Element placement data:
-- start --
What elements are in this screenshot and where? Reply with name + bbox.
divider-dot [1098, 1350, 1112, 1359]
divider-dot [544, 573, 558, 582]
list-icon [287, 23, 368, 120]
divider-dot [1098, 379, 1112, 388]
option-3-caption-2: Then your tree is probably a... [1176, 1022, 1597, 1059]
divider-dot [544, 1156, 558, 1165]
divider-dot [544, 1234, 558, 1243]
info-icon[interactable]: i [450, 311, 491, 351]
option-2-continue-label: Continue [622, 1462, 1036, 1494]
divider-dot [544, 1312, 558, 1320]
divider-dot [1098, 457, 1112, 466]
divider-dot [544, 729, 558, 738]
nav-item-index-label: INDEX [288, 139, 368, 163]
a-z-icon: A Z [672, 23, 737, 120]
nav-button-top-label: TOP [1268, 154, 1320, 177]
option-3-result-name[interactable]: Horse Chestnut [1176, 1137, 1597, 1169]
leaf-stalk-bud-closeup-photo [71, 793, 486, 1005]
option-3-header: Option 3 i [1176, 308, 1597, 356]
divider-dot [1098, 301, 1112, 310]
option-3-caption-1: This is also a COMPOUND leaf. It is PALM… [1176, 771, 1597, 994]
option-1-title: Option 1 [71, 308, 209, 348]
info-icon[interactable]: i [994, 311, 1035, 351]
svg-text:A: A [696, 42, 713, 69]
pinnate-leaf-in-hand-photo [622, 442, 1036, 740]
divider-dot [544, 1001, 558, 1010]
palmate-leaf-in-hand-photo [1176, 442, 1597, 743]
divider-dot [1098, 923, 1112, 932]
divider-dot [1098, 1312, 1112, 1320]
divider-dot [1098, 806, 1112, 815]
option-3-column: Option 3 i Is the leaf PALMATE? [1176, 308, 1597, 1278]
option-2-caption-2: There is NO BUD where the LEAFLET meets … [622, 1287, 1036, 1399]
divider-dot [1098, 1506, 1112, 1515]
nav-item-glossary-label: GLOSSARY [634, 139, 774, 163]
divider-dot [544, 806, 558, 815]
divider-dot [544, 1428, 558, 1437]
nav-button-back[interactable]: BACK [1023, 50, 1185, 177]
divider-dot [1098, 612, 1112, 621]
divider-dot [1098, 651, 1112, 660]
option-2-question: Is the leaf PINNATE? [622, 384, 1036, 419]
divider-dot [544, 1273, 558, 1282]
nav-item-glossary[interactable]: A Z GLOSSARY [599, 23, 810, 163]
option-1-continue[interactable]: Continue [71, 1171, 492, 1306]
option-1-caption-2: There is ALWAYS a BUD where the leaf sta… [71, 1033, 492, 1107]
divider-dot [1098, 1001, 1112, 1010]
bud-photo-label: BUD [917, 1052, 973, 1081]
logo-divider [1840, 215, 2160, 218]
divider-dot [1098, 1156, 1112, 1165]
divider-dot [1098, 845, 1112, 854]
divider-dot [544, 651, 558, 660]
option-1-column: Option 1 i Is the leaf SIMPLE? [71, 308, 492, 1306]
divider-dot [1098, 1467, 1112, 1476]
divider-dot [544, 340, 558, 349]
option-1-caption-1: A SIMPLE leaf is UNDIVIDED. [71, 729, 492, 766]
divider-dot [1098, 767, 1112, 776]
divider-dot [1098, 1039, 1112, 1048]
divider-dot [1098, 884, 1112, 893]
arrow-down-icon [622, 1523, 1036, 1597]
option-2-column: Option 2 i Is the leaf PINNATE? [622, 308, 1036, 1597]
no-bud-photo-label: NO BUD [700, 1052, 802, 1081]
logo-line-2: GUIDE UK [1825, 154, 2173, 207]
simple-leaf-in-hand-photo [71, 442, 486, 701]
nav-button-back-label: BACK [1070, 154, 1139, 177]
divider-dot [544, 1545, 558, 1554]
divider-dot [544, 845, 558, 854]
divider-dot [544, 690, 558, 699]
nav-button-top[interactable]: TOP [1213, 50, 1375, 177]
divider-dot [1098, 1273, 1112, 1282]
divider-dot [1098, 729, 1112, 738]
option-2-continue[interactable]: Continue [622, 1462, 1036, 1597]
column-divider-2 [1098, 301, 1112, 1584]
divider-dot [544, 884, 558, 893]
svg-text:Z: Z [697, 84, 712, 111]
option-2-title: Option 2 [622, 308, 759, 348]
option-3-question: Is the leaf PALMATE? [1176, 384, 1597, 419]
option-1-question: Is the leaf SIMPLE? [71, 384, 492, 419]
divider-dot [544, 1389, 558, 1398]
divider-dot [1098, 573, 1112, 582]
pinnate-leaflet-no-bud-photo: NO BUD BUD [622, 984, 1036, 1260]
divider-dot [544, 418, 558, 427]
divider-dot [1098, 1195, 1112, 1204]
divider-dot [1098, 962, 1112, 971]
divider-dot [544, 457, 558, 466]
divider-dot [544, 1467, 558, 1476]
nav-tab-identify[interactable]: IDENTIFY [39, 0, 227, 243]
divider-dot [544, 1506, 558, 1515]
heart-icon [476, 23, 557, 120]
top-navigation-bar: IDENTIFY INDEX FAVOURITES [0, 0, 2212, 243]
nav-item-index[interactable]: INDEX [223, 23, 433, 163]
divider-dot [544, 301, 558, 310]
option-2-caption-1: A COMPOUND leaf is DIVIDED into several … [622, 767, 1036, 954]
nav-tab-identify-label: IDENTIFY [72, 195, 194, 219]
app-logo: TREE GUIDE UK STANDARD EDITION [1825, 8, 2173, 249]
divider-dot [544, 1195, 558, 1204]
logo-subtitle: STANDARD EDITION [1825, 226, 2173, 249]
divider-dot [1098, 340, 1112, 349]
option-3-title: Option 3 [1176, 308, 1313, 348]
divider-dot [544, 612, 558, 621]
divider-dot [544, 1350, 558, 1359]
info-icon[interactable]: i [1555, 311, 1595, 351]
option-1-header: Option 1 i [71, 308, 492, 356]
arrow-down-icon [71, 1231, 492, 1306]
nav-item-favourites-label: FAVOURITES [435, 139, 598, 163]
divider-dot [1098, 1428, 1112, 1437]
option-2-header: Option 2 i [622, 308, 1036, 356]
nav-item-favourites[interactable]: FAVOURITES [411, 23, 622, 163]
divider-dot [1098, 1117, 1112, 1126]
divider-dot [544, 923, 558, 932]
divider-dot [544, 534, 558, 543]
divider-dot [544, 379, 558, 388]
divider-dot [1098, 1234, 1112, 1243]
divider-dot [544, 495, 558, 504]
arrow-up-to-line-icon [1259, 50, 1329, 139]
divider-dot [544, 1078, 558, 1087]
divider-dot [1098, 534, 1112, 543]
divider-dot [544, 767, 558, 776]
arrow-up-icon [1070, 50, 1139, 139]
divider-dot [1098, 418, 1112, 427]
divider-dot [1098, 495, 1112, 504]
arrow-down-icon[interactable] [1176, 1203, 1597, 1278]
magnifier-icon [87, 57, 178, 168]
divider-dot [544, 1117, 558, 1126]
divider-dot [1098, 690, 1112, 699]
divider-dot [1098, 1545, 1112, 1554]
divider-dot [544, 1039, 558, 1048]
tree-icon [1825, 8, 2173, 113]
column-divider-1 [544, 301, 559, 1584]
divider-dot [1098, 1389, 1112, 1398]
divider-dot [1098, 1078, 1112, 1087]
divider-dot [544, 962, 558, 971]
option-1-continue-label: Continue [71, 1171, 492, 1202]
-- end --
__DESCRIPTION OF THE TASK__: Output the rows from the first one through the row containing "option-1-continue[interactable]: Continue [71, 1171, 492, 1306]" as a Markdown table with the columns No. and Line. Number each row in sequence and leave out any blank lines.

__RESULT OF THE TASK__:
| No. | Line |
|---|---|
| 1 | What elements are in this screenshot and where? Reply with name + bbox. |
| 2 | divider-dot [1098, 1350, 1112, 1359] |
| 3 | divider-dot [544, 573, 558, 582] |
| 4 | list-icon [287, 23, 368, 120] |
| 5 | divider-dot [1098, 379, 1112, 388] |
| 6 | option-3-caption-2: Then your tree is probably a... [1176, 1022, 1597, 1059] |
| 7 | divider-dot [544, 1156, 558, 1165] |
| 8 | divider-dot [544, 1234, 558, 1243] |
| 9 | info-icon[interactable]: i [450, 311, 491, 351] |
| 10 | option-2-continue-label: Continue [622, 1462, 1036, 1494] |
| 11 | divider-dot [544, 1312, 558, 1320] |
| 12 | divider-dot [1098, 457, 1112, 466] |
| 13 | divider-dot [544, 729, 558, 738] |
| 14 | nav-item-index-label: INDEX [288, 139, 368, 163] |
| 15 | a-z-icon: A Z [672, 23, 737, 120] |
| 16 | nav-button-top-label: TOP [1268, 154, 1320, 177] |
| 17 | option-3-result-name[interactable]: Horse Chestnut [1176, 1137, 1597, 1169] |
| 18 | leaf-stalk-bud-closeup-photo [71, 793, 486, 1005] |
| 19 | option-3-header: Option 3 i [1176, 308, 1597, 356] |
| 20 | divider-dot [1098, 301, 1112, 310] |
| 21 | option-3-caption-1: This is also a COMPOUND leaf. It is PALM… [1176, 771, 1597, 994] |
| 22 | option-1-title: Option 1 [71, 308, 209, 348] |
| 23 | info-icon[interactable]: i [994, 311, 1035, 351] |
| 24 | svg-text:A: A [696, 42, 713, 69] |
| 25 | pinnate-leaf-in-hand-photo [622, 442, 1036, 740] |
| 26 | divider-dot [544, 1001, 558, 1010] |
| 27 | palmate-leaf-in-hand-photo [1176, 442, 1597, 743] |
| 28 | divider-dot [1098, 923, 1112, 932] |
| 29 | divider-dot [1098, 1312, 1112, 1320] |
| 30 | divider-dot [1098, 806, 1112, 815] |
| 31 | option-3-column: Option 3 i Is the leaf PALMATE? [1176, 308, 1597, 1278] |
| 32 | option-2-caption-2: There is NO BUD where the LEAFLET meets … [622, 1287, 1036, 1399] |
| 33 | divider-dot [1098, 1506, 1112, 1515] |
| 34 | nav-item-glossary-label: GLOSSARY [634, 139, 774, 163] |
| 35 | divider-dot [544, 806, 558, 815] |
| 36 | divider-dot [544, 1428, 558, 1437] |
| 37 | nav-button-back[interactable]: BACK [1023, 50, 1185, 177] |
| 38 | divider-dot [1098, 612, 1112, 621] |
| 39 | divider-dot [1098, 651, 1112, 660] |
| 40 | option-2-question: Is the leaf PINNATE? [622, 384, 1036, 419] |
| 41 | divider-dot [544, 1273, 558, 1282] |
| 42 | nav-item-glossary[interactable]: A Z GLOSSARY [599, 23, 810, 163] |
| 43 | option-1-continue[interactable]: Continue [71, 1171, 492, 1306] |